Go through the listing below and list every line with "směrem".

>> start

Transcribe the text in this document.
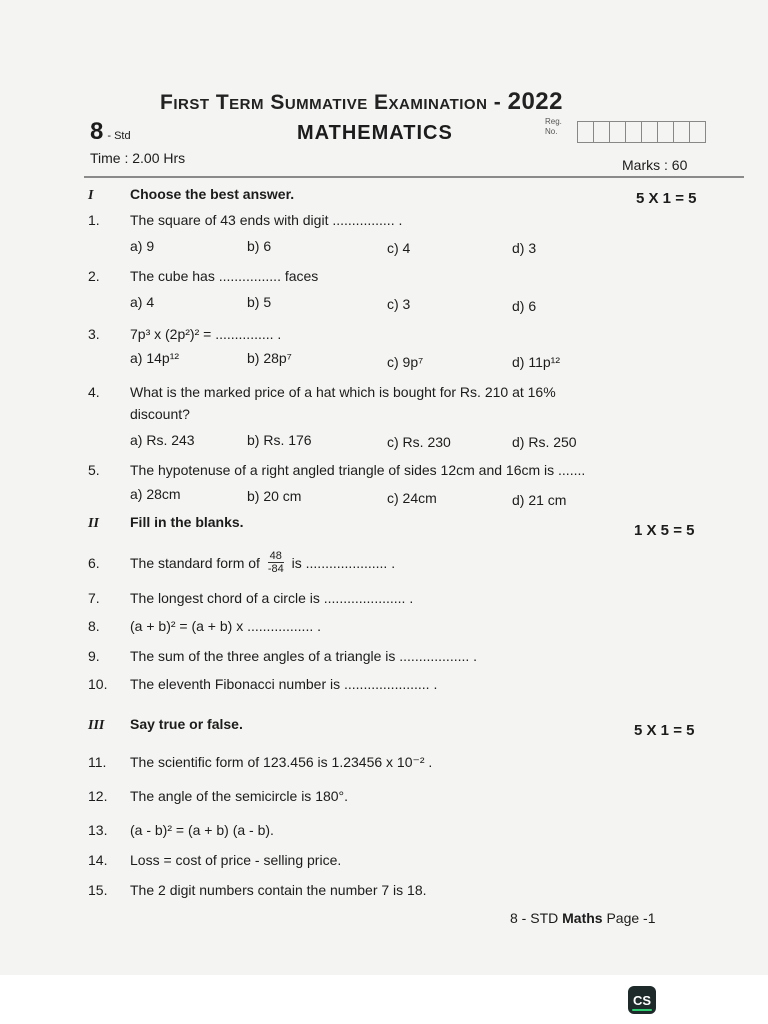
First Term Summative Examination - 2022
8 - Std	MATHEMATICS
Reg. No.
Time : 2.00 Hrs	Marks : 60
I	Choose the best answer.	5 X 1 = 5
1. The square of 43 ends with digit ................ .
a) 9	b) 6	c) 4	d) 3
2. The cube has ................ faces
a) 4	b) 5	c) 3	d) 6
3. 7p³ x (2p²)² = ............... .
a) 14p¹²	b) 28p⁷	c) 9p⁷	d) 11p¹²
4. What is the marked price of a hat which is bought for Rs. 210 at 16%
discount?
a) Rs. 243	b) Rs. 176	c) Rs. 230	d) Rs. 250
5. The hypotenuse of a right angled triangle of sides 12cm and 16cm is .......
a) 28cm	b) 20 cm	c) 24cm	d) 21 cm
II Fill in the blanks.	1 X 5 = 5
6. The standard form of $\frac{48}{-84}$ is ..................... .
7. The longest chord of a circle is ..................... .
8. (a + b)² = (a + b) x ................. .
9. The sum of the three angles of a triangle is .................. .
10. The eleventh Fibonacci number is ...................... .
III Say true or false.	5 X 1 = 5
11. The scientific form of 123.456 is 1.23456 x 10⁻² .
12. The angle of the semicircle is 180°.
13. (a - b)² = (a + b) (a - b).
14. Loss = cost of price - selling price.
15. The 2 digit numbers contain the number 7 is 18.
8 - STD Maths Page -1
CS
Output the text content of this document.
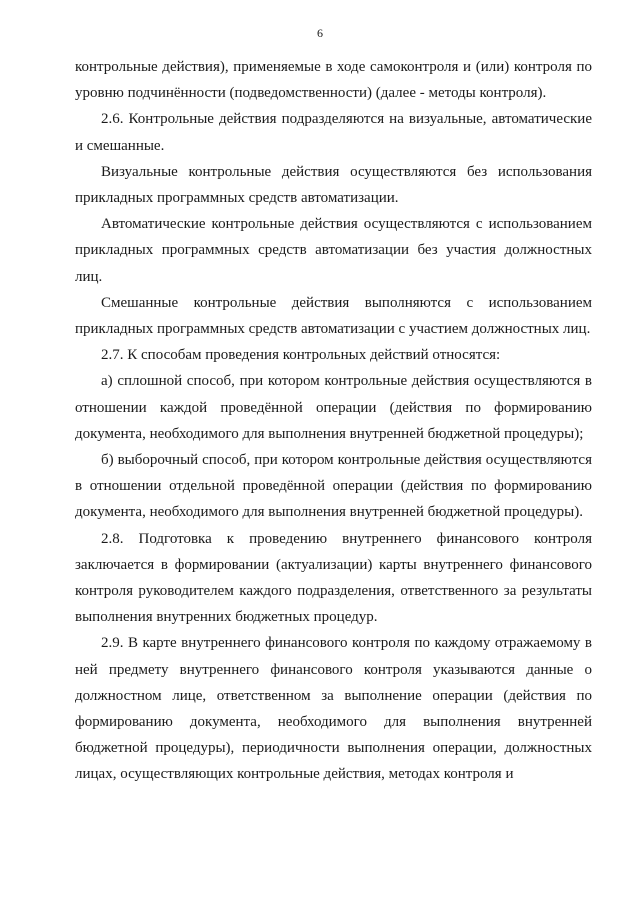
6

контрольные действия), применяемые в ходе самоконтроля и (или) контроля по уровню подчинённости (подведомственности) (далее - методы контроля).

2.6. Контрольные действия подразделяются на визуальные, автоматические и смешанные.

Визуальные контрольные действия осуществляются без использования прикладных программных средств автоматизации.

Автоматические контрольные действия осуществляются с использованием прикладных программных средств автоматизации без участия должностных лиц.

Смешанные контрольные действия выполняются с использованием прикладных программных средств автоматизации с участием должностных лиц.

2.7. К способам проведения контрольных действий относятся:

а) сплошной способ, при котором контрольные действия осуществляются в отношении каждой проведённой операции (действия по формированию документа, необходимого для выполнения внутренней бюджетной процедуры);

б) выборочный способ, при котором контрольные действия осуществляются в отношении отдельной проведённой операции (действия по формированию документа, необходимого для выполнения внутренней бюджетной процедуры).

2.8. Подготовка к проведению внутреннего финансового контроля заключается в формировании (актуализации) карты внутреннего финансового контроля руководителем каждого подразделения, ответственного за результаты выполнения внутренних бюджетных процедур.

2.9. В карте внутреннего финансового контроля по каждому отражаемому в ней предмету внутреннего финансового контроля указываются данные о должностном лице, ответственном за выполнение операции (действия по формированию документа, необходимого для выполнения внутренней бюджетной процедуры), периодичности выполнения операции, должностных лицах, осуществляющих контрольные действия, методах контроля и
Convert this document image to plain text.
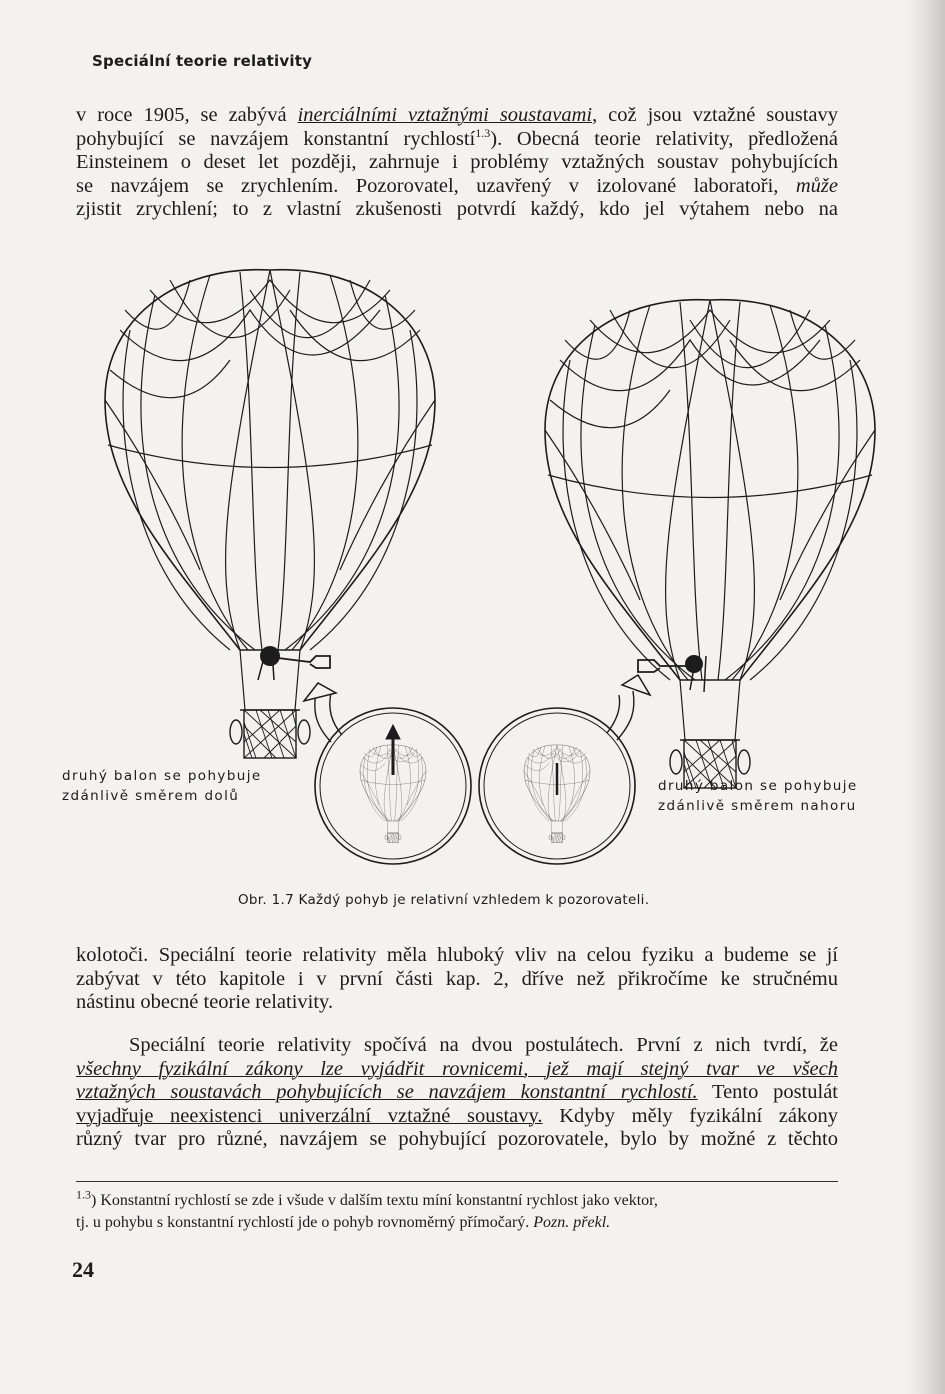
Speciální teorie relativity
v roce 1905, se zabývá inerciálními vztažnými soustavami, což jsou vztažné soustavy
pohybující se navzájem konstantní rychlostí$^{1.3}$). Obecná teorie relativity, předložená
Einsteinem o deset let později, zahrnuje i problémy vztažných soustav pohybujících
se navzájem se zrychlením. Pozorovatel, uzavřený v izolované laboratoři, může
zjistit zrychlení; to z vlastní zkušenosti potvrdí každý, kdo jel výtahem nebo na
druhý balon se pohybuje
zdánlivě směrem dolů
druhý balon se pohybuje
zdánlivě směrem nahoru
Obr. 1.7 Každý pohyb je relativní vzhledem k pozorovateli.
kolotoči. Speciální teorie relativity měla hluboký vliv na celou fyziku a budeme se jí
zabývat v této kapitole i v první části kap. 2, dříve než přikročíme ke stručnému
nástinu obecné teorie relativity.
Speciální teorie relativity spočívá na dvou postulátech. První z nich tvrdí, že
všechny fyzikální zákony lze vyjádřit rovnicemi, jež mají stejný tvar ve všech
vztažných soustavách pohybujících se navzájem konstantní rychlostí. Tento postulát
vyjadřuje neexistenci univerzální vztažné soustavy. Kdyby měly fyzikální zákony
různý tvar pro různé, navzájem se pohybující pozorovatele, bylo by možné z těchto
$^{1.3}$) Konstantní rychlostí se zde i všude v dalším textu míní konstantní rychlost jako vektor,
tj. u pohybu s konstantní rychlostí jde o pohyb rovnoměrný přímočarý. Pozn. překl.
24
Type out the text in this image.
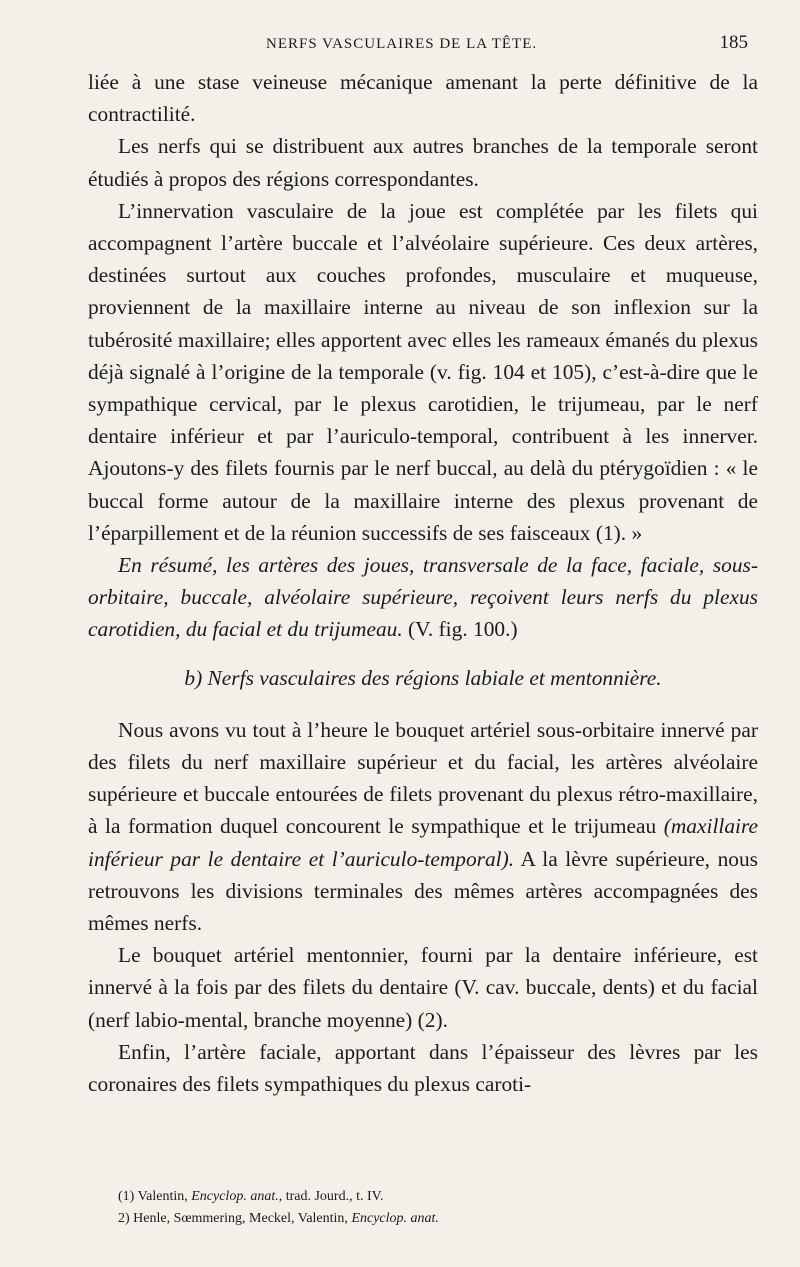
NERFS VASCULAIRES DE LA TÊTE.	185

liée à une stase veineuse mécanique amenant la perte définitive de la contractilité.

Les nerfs qui se distribuent aux autres branches de la temporale seront étudiés à propos des régions correspondantes.

L’innervation vasculaire de la joue est complétée par les filets qui accompagnent l’artère buccale et l’alvéolaire supérieure. Ces deux artères, destinées surtout aux couches profondes, musculaire et muqueuse, proviennent de la maxillaire interne au niveau de son inflexion sur la tubérosité maxillaire; elles apportent avec elles les rameaux émanés du plexus déjà signalé à l’origine de la temporale (v. fig. 104 et 105), c’est-à-dire que le sympathique cervical, par le plexus carotidien, le trijumeau, par le nerf dentaire inférieur et par l’auriculo-temporal, contribuent à les innerver. Ajoutons-y des filets fournis par le nerf buccal, au delà du ptérygoïdien : « le buccal forme autour de la maxillaire interne des plexus provenant de l’éparpillement et de la réunion successifs de ses faisceaux (1). »

En résumé, les artères des joues, transversale de la face, faciale, sous-orbitaire, buccale, alvéolaire supérieure, reçoivent leurs nerfs du plexus carotidien, du facial et du trijumeau. (V. fig. 100.)

b) Nerfs vasculaires des régions labiale et mentonnière.

Nous avons vu tout à l’heure le bouquet artériel sous-orbitaire innervé par des filets du nerf maxillaire supérieur et du facial, les artères alvéolaire supérieure et buccale entourées de filets provenant du plexus rétro-maxillaire, à la formation duquel concourent le sympathique et le trijumeau (maxillaire inférieur par le dentaire et l’auriculo-temporal). A la lèvre supérieure, nous retrouvons les divisions terminales des mêmes artères accompagnées des mêmes nerfs.

Le bouquet artériel mentonnier, fourni par la dentaire inférieure, est innervé à la fois par des filets du dentaire (V. cav. buccale, dents) et du facial (nerf labio-mental, branche moyenne) (2).

Enfin, l’artère faciale, apportant dans l’épaisseur des lèvres par les coronaires des filets sympathiques du plexus caroti-

(1) Valentin, Encyclop. anat., trad. Jourd., t. IV.

2) Henle, Sœmmering, Meckel, Valentin, Encyclop. anat.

>> end

#### [The output]
zdánlivě směrem dolů
zdánlivě směrem nahoru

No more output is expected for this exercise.